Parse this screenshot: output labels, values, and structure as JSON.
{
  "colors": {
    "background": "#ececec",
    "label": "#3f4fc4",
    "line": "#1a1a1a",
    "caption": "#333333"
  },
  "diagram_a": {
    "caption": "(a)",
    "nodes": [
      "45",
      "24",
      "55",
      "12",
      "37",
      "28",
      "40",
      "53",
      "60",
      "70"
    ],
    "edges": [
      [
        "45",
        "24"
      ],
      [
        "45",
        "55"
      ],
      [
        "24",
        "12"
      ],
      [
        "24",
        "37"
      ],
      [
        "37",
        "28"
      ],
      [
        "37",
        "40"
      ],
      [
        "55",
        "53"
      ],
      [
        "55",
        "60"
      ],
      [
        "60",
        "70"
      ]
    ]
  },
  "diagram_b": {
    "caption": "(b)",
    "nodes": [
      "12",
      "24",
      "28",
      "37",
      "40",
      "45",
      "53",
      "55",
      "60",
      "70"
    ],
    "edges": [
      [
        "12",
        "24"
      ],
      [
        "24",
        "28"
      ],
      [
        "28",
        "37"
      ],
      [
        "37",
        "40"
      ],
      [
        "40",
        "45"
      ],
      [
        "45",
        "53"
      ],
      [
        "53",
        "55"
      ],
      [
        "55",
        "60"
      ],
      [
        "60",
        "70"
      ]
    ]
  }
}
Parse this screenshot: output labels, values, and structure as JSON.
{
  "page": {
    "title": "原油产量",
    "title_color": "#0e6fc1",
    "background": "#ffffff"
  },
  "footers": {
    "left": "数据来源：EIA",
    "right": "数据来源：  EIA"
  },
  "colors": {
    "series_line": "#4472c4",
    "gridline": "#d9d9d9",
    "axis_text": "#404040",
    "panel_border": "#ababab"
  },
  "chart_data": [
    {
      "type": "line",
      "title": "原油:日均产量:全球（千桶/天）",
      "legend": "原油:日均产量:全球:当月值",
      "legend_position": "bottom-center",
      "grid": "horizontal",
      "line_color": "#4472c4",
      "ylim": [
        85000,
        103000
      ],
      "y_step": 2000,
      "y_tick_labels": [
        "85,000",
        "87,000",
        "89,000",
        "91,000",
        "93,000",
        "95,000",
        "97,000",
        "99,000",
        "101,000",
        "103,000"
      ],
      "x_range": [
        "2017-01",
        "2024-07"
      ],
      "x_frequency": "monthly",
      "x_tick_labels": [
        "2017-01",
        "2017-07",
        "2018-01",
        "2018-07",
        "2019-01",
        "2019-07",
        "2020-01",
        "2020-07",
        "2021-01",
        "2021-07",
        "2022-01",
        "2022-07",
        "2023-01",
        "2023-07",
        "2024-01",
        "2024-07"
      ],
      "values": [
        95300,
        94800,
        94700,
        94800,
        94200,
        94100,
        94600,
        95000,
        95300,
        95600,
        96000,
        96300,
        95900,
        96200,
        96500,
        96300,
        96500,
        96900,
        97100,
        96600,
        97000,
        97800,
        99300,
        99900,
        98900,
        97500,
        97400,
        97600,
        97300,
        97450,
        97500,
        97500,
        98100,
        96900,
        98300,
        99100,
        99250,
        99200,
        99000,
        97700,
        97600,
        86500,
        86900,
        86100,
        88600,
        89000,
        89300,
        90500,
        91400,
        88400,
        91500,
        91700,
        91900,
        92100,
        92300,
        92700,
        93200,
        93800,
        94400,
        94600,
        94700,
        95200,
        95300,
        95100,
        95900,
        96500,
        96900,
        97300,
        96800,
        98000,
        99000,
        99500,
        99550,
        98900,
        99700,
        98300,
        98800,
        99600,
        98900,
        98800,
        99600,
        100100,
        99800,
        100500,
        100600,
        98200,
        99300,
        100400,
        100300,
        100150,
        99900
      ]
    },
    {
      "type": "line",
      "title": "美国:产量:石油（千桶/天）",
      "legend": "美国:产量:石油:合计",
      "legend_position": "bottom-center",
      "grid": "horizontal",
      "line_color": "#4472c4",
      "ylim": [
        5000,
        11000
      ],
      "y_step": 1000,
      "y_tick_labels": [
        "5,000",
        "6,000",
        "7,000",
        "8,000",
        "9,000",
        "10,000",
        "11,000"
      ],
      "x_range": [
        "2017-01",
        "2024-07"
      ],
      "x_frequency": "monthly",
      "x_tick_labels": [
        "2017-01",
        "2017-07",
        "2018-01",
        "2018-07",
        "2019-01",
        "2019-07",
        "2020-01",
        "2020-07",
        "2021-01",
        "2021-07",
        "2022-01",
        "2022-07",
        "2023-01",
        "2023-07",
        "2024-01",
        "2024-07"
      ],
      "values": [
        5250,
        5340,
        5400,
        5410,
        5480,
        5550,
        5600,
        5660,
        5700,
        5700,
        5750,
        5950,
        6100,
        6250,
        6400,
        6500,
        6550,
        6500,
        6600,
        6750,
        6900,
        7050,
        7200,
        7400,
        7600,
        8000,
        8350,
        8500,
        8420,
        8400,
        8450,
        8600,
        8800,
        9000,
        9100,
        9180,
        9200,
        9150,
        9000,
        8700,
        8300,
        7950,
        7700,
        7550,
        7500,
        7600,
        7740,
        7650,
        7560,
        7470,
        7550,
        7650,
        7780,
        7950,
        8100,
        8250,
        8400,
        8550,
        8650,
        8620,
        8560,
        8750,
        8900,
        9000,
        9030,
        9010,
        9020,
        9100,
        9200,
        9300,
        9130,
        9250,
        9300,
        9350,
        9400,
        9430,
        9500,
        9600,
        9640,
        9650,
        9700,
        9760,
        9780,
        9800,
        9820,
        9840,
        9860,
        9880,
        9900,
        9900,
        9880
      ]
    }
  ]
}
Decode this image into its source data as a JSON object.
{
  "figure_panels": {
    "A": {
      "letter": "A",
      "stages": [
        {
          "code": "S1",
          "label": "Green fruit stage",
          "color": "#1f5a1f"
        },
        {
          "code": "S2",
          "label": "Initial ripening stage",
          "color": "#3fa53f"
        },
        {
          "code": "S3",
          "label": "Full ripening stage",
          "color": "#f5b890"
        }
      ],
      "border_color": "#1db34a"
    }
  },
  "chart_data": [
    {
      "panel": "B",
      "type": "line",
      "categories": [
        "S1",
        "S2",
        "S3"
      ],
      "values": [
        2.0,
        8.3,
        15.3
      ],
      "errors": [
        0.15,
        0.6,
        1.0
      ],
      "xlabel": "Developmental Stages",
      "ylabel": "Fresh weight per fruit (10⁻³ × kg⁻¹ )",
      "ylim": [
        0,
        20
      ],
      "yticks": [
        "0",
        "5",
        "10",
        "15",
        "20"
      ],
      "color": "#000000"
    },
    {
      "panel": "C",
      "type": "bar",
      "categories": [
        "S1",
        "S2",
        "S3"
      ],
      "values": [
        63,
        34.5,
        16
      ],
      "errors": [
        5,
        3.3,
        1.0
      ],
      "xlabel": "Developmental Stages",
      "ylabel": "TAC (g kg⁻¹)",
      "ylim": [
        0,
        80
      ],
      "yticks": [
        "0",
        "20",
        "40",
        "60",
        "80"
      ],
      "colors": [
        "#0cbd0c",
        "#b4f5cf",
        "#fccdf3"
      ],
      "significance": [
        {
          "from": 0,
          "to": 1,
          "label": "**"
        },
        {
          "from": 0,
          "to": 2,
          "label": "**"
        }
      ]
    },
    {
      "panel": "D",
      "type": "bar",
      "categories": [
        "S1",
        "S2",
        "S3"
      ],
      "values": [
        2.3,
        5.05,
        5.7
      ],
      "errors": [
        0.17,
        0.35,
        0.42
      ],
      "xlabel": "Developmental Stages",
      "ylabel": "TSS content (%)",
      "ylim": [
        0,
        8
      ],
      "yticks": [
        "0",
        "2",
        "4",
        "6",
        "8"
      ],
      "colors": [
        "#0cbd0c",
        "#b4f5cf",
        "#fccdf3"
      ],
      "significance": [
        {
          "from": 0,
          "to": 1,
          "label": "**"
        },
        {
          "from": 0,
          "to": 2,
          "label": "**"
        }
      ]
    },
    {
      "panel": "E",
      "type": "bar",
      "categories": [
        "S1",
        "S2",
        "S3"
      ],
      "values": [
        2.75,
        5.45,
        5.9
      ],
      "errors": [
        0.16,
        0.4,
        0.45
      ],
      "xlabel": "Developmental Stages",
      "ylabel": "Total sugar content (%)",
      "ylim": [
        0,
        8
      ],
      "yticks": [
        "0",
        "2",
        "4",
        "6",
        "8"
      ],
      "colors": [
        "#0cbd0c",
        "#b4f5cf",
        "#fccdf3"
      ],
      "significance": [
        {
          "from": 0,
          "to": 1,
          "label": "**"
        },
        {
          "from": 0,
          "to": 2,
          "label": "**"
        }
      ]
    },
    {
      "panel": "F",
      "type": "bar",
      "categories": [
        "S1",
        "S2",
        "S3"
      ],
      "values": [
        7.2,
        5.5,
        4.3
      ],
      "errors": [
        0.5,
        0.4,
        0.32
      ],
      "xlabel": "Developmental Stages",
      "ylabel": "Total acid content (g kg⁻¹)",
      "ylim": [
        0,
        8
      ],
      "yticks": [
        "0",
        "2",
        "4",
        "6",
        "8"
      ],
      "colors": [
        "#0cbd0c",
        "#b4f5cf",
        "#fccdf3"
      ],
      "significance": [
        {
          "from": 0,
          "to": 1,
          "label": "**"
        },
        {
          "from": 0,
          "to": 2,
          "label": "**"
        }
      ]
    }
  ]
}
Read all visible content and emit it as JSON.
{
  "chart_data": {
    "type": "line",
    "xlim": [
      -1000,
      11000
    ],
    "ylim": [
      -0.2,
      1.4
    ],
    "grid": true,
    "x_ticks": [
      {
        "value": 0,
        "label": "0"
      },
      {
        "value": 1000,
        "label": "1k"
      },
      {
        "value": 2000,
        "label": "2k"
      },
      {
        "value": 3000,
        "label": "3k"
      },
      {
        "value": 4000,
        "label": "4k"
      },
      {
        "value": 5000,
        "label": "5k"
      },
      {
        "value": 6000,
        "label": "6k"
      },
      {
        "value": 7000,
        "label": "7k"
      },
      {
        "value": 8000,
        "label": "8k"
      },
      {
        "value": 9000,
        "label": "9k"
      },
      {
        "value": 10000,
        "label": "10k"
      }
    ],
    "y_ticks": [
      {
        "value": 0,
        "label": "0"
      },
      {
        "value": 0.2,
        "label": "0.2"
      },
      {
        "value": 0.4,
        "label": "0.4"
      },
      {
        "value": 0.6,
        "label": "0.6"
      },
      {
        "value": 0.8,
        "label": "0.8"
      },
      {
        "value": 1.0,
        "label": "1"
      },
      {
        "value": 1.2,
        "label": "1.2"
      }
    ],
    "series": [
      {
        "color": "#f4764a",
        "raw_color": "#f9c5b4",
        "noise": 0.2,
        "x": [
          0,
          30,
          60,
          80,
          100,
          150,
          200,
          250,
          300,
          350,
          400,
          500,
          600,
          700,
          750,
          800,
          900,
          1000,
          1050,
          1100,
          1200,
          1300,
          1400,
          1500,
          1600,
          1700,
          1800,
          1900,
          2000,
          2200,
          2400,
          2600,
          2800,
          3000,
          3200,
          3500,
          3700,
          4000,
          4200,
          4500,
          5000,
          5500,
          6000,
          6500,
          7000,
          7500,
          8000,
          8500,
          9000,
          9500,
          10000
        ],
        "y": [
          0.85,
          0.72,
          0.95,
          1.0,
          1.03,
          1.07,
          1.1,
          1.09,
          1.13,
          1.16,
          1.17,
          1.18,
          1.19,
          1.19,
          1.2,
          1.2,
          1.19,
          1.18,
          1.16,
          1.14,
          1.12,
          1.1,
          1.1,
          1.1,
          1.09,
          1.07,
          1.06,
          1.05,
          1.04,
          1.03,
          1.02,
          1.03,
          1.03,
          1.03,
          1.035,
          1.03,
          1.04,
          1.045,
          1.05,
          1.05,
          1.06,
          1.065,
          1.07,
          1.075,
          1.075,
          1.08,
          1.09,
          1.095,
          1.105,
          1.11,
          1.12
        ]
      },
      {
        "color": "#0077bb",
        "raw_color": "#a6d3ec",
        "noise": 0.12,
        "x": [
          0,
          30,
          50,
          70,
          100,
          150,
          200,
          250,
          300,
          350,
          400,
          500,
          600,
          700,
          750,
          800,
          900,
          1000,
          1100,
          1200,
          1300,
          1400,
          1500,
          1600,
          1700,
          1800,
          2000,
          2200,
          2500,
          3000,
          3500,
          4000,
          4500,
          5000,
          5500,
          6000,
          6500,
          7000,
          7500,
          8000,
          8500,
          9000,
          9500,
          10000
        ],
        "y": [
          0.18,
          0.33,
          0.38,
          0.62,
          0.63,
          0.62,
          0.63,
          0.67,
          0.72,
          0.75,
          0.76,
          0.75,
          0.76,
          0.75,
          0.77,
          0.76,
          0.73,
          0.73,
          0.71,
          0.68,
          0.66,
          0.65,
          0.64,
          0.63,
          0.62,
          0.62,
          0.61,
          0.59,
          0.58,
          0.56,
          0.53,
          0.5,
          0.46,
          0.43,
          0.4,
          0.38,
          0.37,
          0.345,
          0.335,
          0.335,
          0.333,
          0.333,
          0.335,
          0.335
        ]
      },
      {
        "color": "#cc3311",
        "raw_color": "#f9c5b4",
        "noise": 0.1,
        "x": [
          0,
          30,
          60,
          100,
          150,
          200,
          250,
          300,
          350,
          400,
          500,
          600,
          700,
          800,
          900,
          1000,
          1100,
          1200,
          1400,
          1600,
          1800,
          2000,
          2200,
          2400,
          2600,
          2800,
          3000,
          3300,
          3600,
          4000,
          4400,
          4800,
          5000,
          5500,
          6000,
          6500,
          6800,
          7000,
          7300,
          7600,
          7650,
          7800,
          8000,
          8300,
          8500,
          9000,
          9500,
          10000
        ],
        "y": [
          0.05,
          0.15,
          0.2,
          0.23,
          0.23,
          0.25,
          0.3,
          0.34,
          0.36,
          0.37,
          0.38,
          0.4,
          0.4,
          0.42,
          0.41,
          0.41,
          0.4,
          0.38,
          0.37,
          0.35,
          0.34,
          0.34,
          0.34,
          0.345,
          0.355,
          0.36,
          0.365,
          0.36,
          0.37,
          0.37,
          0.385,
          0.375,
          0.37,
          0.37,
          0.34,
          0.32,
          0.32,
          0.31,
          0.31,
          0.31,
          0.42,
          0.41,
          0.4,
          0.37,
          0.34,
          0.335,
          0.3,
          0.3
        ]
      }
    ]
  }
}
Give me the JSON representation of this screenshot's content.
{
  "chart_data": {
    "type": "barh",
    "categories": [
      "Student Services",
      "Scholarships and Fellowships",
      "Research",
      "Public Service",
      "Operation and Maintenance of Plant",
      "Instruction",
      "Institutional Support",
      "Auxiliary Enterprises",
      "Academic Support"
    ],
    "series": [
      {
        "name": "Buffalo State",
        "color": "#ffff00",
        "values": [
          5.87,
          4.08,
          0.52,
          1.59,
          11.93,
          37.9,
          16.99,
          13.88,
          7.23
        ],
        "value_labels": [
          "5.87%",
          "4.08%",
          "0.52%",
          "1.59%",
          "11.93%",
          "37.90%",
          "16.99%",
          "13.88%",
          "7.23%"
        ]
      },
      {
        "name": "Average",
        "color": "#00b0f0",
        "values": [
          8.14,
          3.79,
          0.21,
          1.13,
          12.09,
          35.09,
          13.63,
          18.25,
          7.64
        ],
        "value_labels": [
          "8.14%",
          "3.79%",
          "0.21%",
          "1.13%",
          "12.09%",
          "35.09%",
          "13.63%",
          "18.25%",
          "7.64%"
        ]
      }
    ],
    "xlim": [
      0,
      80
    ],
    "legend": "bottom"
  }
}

--- SHORT PROBLEM ---
Copy and report every line where the word "ripening" is present.

--- CORRECT ANSWER ---
          "label": "Initial ripening stage",
          "label": "Full ripening stage",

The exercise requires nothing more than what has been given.